**Exercise:** Look for the line with "What text is on this page?" in the entries below, then extract that line and all lines after it exactly, with pictures left out.

**The input:**
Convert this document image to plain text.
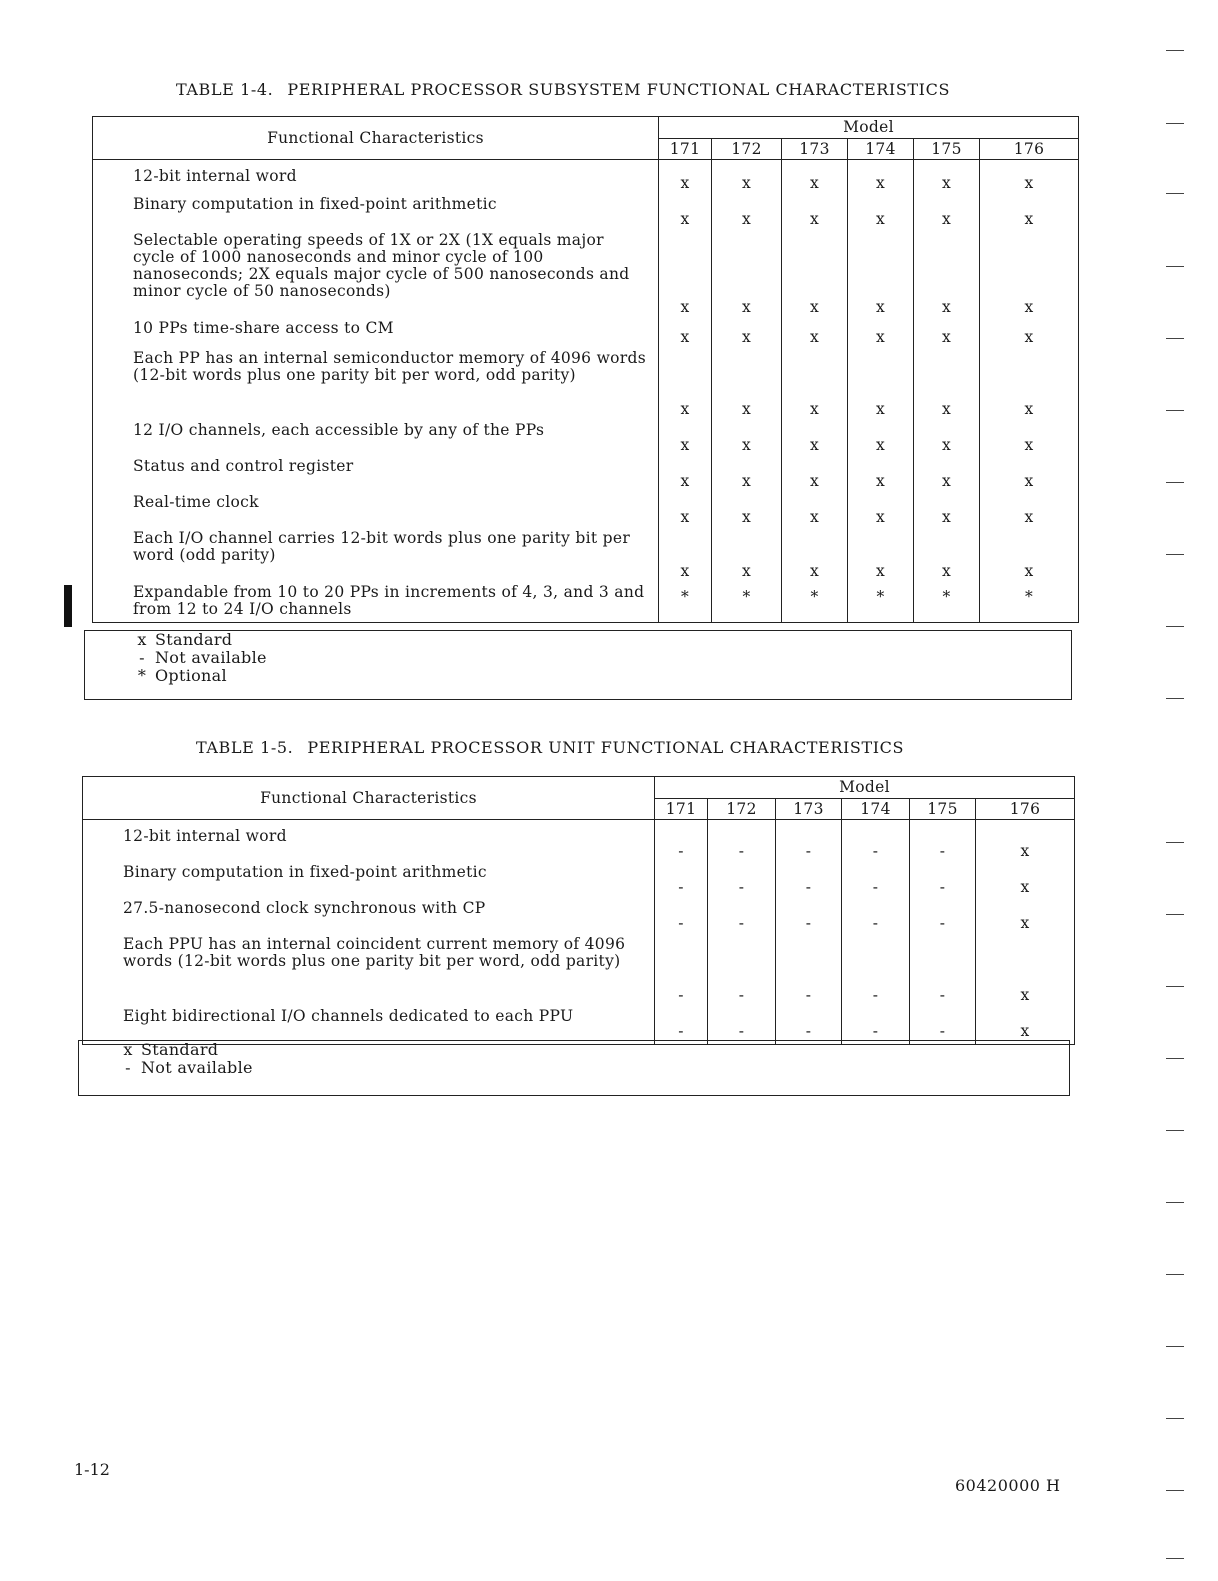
TABLE 1-4. PERIPHERAL PROCESSOR SUBSYSTEM FUNCTIONAL CHARACTERISTICS
Functional Characteristics	Model					
	171	172	173	174	175	176

12-bit internal word	x	x	x	x	x	x
Binary computation in fixed-point arithmetic	x	x	x	x	x	x
Selectable operating speeds of 1X or 2X (1X equals major cycle of 1000 nanoseconds and minor cycle of 100 nanoseconds; 2X equals major cycle of 500 nanoseconds and minor cycle of 50 nanoseconds)	x	x	x	x	x	x
10 PPs time-share access to CM	x	x	x	x	x	x
Each PP has an internal semiconductor memory of 4096 words (12-bit words plus one parity bit per word, odd parity)	x	x	x	x	x	x
12 I/O channels, each accessible by any of the PPs	x	x	x	x	x	x
Status and control register	x	x	x	x	x	x
Real-time clock	x	x	x	x	x	x
Each I/O channel carries 12-bit words plus one parity bit per word (odd parity)	x	x	x	x	x	x
Expandable from 10 to 20 PPs in increments of 4, 3, and 3 and from 12 to 24 I/O channels	*	*	*	*	*	*
x Standard
- Not available
* Optional
TABLE 1-5. PERIPHERAL PROCESSOR UNIT FUNCTIONAL CHARACTERISTICS
Functional Characteristics	Model					
	171	172	173	174	175	176

12-bit internal word	-	-	-	-	-	x
Binary computation in fixed-point arithmetic	-	-	-	-	-	x
27.5-nanosecond clock synchronous with CP	-	-	-	-	-	x
Each PPU has an internal coincident current memory of 4096 words (12-bit words plus one parity bit per word, odd parity)	-	-	-	-	-	x
Eight bidirectional I/O channels dedicated to each PPU	-	-	-	-	-	x
x Standard
- Not available
1-12
60420000 H
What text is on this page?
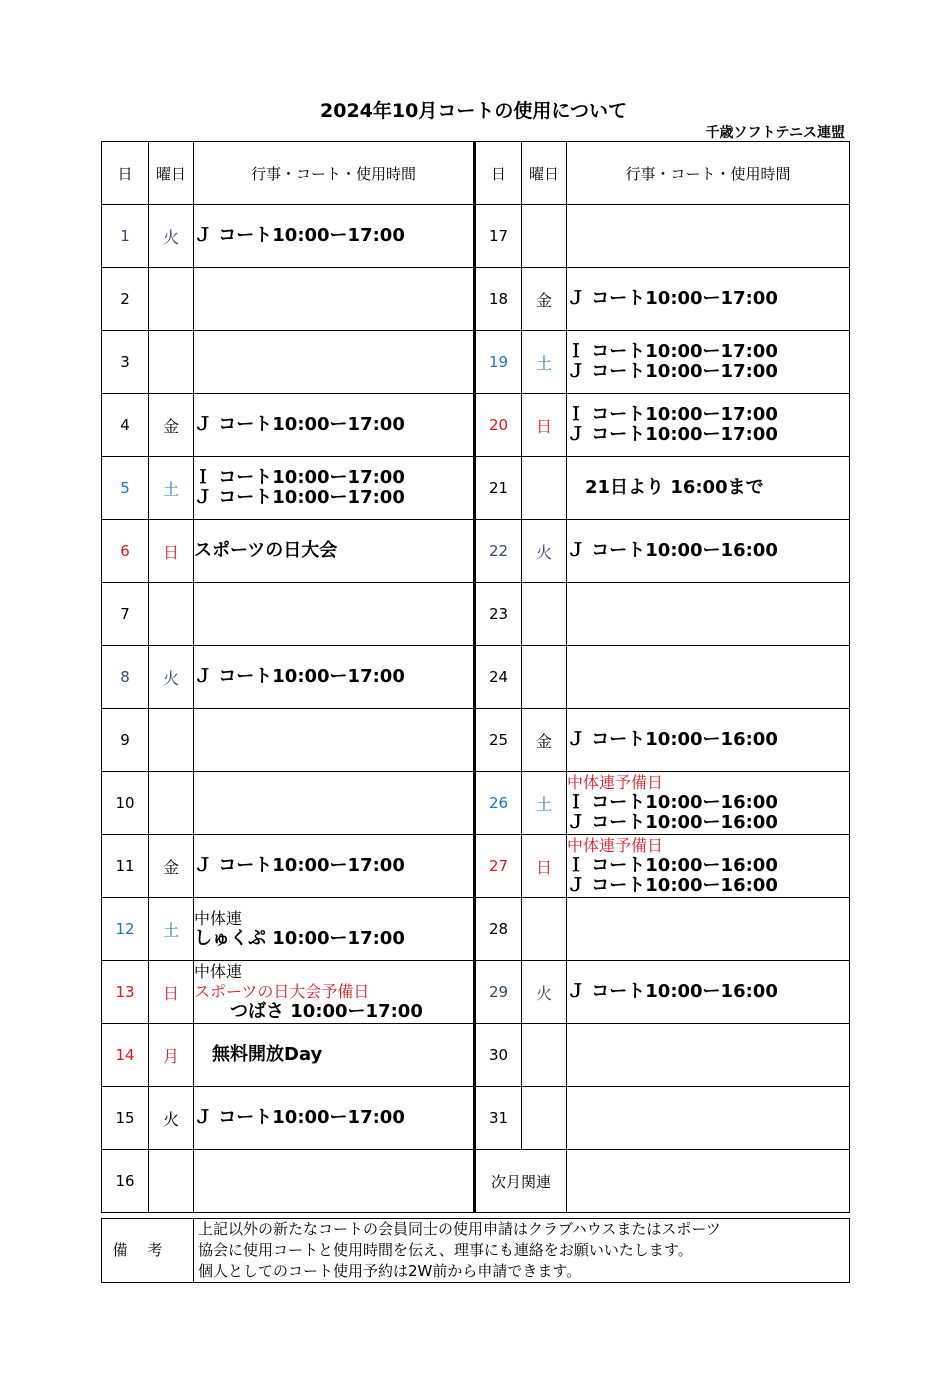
2024年10月コートの使用について
千歳ソフトテニス連盟
日	曜日	行事・コート・使用時間	日	曜日	行事・コート・使用時間
1	火	Ｊ コート10:00ー17:00	17		
2			18	金	Ｊ コート10:00ー17:00

3			19	土	Ｉ コート10:00ー17:00
Ｊ コート10:00ー17:00

4	金	Ｊ コート10:00ー17:00	20	日	Ｉ コート10:00ー17:00
Ｊ コート10:00ー17:00

5	土	Ｉ コート10:00ー17:00
Ｊ コート10:00ー17:00	21		　21日より 16:00まで

6	日	スポーツの日大会	22	火	Ｊ コート10:00ー16:00

7			23		
8	火	Ｊ コート10:00ー17:00	24		
9			25	金	Ｊ コート10:00ー16:00

10			26	土	中体連予備日
Ｉ コート10:00ー16:00
Ｊ コート10:00ー16:00

11	金	Ｊ コート10:00ー17:00	27	日	中体連予備日
Ｉ コート10:00ー16:00
Ｊ コート10:00ー16:00

12	土	中体連
しゅくぷ 10:00ー17:00	28		
13	日	中体連
スポーツの日大会予備日
　　つばさ 10:00ー17:00	29	火	Ｊ コート10:00ー16:00

14	月	　無料開放Day	30		
15	火	Ｊ コート10:00ー17:00	31		
16			次月関連		
備考	
上記以外の新たなコートの会員同士の使用申請はクラブハウスまたはスポーツ
協会に使用コートと使用時間を伝え、理事にも連絡をお願いいたします。
個人としてのコート使用予約は2W前から申請できます。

**Solution for this task:**
What text is on this page?
2024年10月コートの使用について
千歳ソフトテニス連盟
日	曜日	行事・コート・使用時間	日	曜日	行事・コート・使用時間
1	火	Ｊ コート10:00ー17:00	17		
2			18	金	Ｊ コート10:00ー17:00

3			19	土	Ｉ コート10:00ー17:00
Ｊ コート10:00ー17:00

4	金	Ｊ コート10:00ー17:00	20	日	Ｉ コート10:00ー17:00
Ｊ コート10:00ー17:00

5	土	Ｉ コート10:00ー17:00
Ｊ コート10:00ー17:00	21		　21日より 16:00まで

6	日	スポーツの日大会	22	火	Ｊ コート10:00ー16:00

7			23		
8	火	Ｊ コート10:00ー17:00	24		
9			25	金	Ｊ コート10:00ー16:00

10			26	土	中体連予備日
Ｉ コート10:00ー16:00
Ｊ コート10:00ー16:00

11	金	Ｊ コート10:00ー17:00	27	日	中体連予備日
Ｉ コート10:00ー16:00
Ｊ コート10:00ー16:00

12	土	中体連
しゅくぷ 10:00ー17:00	28		
13	日	中体連
スポーツの日大会予備日
　　つばさ 10:00ー17:00	29	火	Ｊ コート10:00ー16:00

14	月	　無料開放Day	30		
15	火	Ｊ コート10:00ー17:00	31		
16			次月関連		
備考	
上記以外の新たなコートの会員同士の使用申請はクラブハウスまたはスポーツ
協会に使用コートと使用時間を伝え、理事にも連絡をお願いいたします。
個人としてのコート使用予約は2W前から申請できます。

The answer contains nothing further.